Exercise requirements
Go through the entries below and collect each line with the string "dans" in it.

Provided data
--------------------------------
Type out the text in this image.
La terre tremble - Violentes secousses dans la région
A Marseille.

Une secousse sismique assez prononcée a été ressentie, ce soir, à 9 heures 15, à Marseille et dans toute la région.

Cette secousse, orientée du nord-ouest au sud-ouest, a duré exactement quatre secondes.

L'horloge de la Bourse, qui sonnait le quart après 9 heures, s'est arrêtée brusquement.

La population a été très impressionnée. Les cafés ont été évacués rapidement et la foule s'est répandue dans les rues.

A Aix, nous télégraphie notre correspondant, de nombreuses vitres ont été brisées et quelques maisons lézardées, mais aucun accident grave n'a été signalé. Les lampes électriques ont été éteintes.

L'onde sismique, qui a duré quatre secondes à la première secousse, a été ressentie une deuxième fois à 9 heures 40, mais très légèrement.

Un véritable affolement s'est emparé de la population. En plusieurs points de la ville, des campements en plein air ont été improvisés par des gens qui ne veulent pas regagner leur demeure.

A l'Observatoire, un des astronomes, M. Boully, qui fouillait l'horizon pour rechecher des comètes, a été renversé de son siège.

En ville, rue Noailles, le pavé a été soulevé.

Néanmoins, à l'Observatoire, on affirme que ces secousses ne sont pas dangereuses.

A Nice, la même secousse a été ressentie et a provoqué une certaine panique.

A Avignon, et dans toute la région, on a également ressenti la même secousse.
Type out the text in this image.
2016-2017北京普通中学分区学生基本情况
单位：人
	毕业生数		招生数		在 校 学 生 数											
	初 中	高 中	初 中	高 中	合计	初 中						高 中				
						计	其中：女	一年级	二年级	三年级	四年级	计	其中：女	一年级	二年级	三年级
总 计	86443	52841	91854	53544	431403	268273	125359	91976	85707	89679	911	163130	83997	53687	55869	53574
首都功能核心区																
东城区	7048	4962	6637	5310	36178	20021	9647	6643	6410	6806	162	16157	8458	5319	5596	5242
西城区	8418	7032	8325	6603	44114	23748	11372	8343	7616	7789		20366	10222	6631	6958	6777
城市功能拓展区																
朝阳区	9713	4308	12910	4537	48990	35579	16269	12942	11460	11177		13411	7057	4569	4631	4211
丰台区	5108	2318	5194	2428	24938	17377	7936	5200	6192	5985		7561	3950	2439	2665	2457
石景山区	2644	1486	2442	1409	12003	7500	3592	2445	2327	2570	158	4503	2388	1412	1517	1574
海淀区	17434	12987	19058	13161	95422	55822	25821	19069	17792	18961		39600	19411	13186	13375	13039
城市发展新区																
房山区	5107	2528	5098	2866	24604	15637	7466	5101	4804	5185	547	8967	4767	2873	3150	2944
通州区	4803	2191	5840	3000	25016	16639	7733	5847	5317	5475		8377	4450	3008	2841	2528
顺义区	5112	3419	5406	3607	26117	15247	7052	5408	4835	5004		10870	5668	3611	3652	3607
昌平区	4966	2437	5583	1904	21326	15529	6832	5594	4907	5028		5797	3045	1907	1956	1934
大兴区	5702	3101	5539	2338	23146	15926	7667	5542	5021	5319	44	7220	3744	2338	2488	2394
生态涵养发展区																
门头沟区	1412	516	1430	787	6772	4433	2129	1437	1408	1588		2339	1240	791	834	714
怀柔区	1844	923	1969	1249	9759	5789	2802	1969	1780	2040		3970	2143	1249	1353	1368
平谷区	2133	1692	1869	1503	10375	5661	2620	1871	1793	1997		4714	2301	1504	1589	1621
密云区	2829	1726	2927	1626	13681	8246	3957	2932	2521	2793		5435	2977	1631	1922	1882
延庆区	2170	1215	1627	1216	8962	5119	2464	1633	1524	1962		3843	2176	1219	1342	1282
--------------------------------
Response to this exercise
La terre tremble - Violentes secousses dans la région
Une secousse sismique assez prononcée a été ressentie, ce soir, à 9 heures 15, à Marseille et dans toute la région.
La population a été très impressionnée. Les cafés ont été évacués rapidement et la foule s'est répandue dans les rues.
A Avignon, et dans toute la région, on a également ressenti la même secousse.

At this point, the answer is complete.